EXERCISE GOAL: Take the listing and print it in full, exactly as given.

EXTRACTED ENTRIES:
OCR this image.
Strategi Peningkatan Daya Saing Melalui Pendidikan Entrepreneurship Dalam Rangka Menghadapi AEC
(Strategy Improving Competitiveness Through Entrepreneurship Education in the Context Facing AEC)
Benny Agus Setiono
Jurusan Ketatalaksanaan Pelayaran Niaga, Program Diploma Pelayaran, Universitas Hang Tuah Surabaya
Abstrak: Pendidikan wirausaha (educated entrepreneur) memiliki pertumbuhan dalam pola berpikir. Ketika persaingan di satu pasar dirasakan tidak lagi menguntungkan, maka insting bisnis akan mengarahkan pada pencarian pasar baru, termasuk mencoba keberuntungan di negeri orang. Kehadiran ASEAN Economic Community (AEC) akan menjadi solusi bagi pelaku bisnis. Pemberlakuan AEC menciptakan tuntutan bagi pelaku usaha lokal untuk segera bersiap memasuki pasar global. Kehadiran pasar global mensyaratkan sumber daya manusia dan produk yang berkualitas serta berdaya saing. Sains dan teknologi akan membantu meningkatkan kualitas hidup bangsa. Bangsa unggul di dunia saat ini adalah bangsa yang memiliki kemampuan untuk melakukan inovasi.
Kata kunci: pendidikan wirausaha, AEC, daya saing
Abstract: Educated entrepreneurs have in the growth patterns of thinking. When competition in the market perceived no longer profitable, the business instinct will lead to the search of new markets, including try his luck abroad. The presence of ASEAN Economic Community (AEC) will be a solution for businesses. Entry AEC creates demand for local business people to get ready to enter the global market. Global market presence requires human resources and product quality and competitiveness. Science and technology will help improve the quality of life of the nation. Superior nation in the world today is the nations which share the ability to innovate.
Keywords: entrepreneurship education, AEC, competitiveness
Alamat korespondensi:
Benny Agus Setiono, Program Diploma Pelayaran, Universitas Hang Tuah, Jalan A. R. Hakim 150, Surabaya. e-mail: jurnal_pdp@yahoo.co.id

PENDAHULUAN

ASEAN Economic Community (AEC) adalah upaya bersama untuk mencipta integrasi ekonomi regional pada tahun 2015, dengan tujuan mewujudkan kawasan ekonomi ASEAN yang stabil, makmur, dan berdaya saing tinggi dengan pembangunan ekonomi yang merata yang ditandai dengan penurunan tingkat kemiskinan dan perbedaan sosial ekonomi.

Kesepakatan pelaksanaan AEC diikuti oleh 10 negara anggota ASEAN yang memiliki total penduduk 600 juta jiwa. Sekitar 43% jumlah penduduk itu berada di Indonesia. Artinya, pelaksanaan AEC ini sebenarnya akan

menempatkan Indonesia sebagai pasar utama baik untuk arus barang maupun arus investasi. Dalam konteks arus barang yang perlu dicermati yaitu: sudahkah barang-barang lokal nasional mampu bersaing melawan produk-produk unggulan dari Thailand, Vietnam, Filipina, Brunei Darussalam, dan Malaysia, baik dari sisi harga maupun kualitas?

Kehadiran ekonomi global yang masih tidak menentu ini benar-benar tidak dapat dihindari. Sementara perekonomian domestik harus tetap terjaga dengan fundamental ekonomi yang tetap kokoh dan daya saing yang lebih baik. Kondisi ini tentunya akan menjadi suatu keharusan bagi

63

RESPONSE TO THIS TASK:
OCR this image.
Strategi Peningkatan Daya Saing Melalui Pendidikan Entrepreneurship Dalam Rangka Menghadapi AEC
(Strategy Improving Competitiveness Through Entrepreneurship Education in the Context Facing AEC)
Benny Agus Setiono
Jurusan Ketatalaksanaan Pelayaran Niaga, Program Diploma Pelayaran, Universitas Hang Tuah Surabaya
Abstrak: Pendidikan wirausaha (educated entrepreneur) memiliki pertumbuhan dalam pola berpikir. Ketika persaingan di satu pasar dirasakan tidak lagi menguntungkan, maka insting bisnis akan mengarahkan pada pencarian pasar baru, termasuk mencoba keberuntungan di negeri orang. Kehadiran ASEAN Economic Community (AEC) akan menjadi solusi bagi pelaku bisnis. Pemberlakuan AEC menciptakan tuntutan bagi pelaku usaha lokal untuk segera bersiap memasuki pasar global. Kehadiran pasar global mensyaratkan sumber daya manusia dan produk yang berkualitas serta berdaya saing. Sains dan teknologi akan membantu meningkatkan kualitas hidup bangsa. Bangsa unggul di dunia saat ini adalah bangsa yang memiliki kemampuan untuk melakukan inovasi.
Kata kunci: pendidikan wirausaha, AEC, daya saing
Abstract: Educated entrepreneurs have in the growth patterns of thinking. When competition in the market perceived no longer profitable, the business instinct will lead to the search of new markets, including try his luck abroad. The presence of ASEAN Economic Community (AEC) will be a solution for businesses. Entry AEC creates demand for local business people to get ready to enter the global market. Global market presence requires human resources and product quality and competitiveness. Science and technology will help improve the quality of life of the nation. Superior nation in the world today is the nations which share the ability to innovate.
Keywords: entrepreneurship education, AEC, competitiveness
Alamat korespondensi:
Benny Agus Setiono, Program Diploma Pelayaran, Universitas Hang Tuah, Jalan A. R. Hakim 150, Surabaya. e-mail: jurnal_pdp@yahoo.co.id

PENDAHULUAN

ASEAN Economic Community (AEC) adalah upaya bersama untuk mencipta integrasi ekonomi regional pada tahun 2015, dengan tujuan mewujudkan kawasan ekonomi ASEAN yang stabil, makmur, dan berdaya saing tinggi dengan pembangunan ekonomi yang merata yang ditandai dengan penurunan tingkat kemiskinan dan perbedaan sosial ekonomi.

Kesepakatan pelaksanaan AEC diikuti oleh 10 negara anggota ASEAN yang memiliki total penduduk 600 juta jiwa. Sekitar 43% jumlah penduduk itu berada di Indonesia. Artinya, pelaksanaan AEC ini sebenarnya akan

menempatkan Indonesia sebagai pasar utama baik untuk arus barang maupun arus investasi. Dalam konteks arus barang yang perlu dicermati yaitu: sudahkah barang-barang lokal nasional mampu bersaing melawan produk-produk unggulan dari Thailand, Vietnam, Filipina, Brunei Darussalam, dan Malaysia, baik dari sisi harga maupun kualitas?

Kehadiran ekonomi global yang masih tidak menentu ini benar-benar tidak dapat dihindari. Sementara perekonomian domestik harus tetap terjaga dengan fundamental ekonomi yang tetap kokoh dan daya saing yang lebih baik. Kondisi ini tentunya akan menjadi suatu keharusan bagi

63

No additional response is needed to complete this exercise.